#### GIVEN TASK:
Write out everything in the notebook excerpt on loading dependencies, from "Reading the image" down to "monet_fn = tf.io.gfile.glob('dataset/monet_tfrec/*.tfrec')", with no changes.

Loading Dependencies

In [20]:
import numpy as np
import pandas as pd
import matplotlib.pyplot as plt
from tensorflow import keras
from numpy.random import randn, randint
%matplotlib inline
from random import sample
from tensorflow.keras.layers import Input, Conv2D, Conv2DTranspose, Dropout, LeakyReLU, ReLU, ZeroPadding2D, GroupNormalization, Concatenate, ZeroPadding2D
from tensorflow.keras.losses import BinaryCrossentropy
from tensorflow.keras.optimizers import Adam
from tensorflow.keras.models import Sequential, Model
from tensorflow.keras.layers import Dense, LeakyReLU, BatchNormalization, Reshape, Flatten, Input
from tensorflow.keras import initializers, layers
import tensorflow as tf
from tensorflow.keras.preprocessing.image import load_img
from tensorflow.keras.preprocessing.image import img_to_array
import os
from PIL import Image
import cv2

from keras.layers import Conv2D, LeakyReLU, BatchNormalization, Dense, AveragePooling2D, GaussianNoise
from keras.layers import Reshape, UpSampling2D, Activation, Dropout, Flatten, Conv2DTranspose
from keras.models import model_from_json, Sequential
from keras.optimizers import Adam
import glob
import imageio
import matplotlib.pyplot as plt
import numpy as np
import os
import PIL
from tensorflow.keras import layers
import time
from tensorflow_examples.models.pix2pix import pix2pix
from IPython import display

Reading the image data

Using the tensor flow batch data class, we can store these images for easy batch analysis

In [21]:
monet_fn = tf.io.gfile.glob('dataset/monet_tfrec/*.tfrec')

#### DATASET CONTENT:
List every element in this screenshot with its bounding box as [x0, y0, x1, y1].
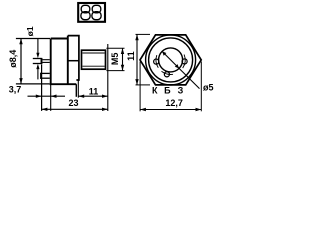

#### OUTPUT FOR THIS EXERCISE:
Reading the image data

Using the tensor flow batch data class, we can store these images for easy batch analysis

In [21]:
monet_fn = tf.io.gfile.glob('dataset/monet_tfrec/*.tfrec')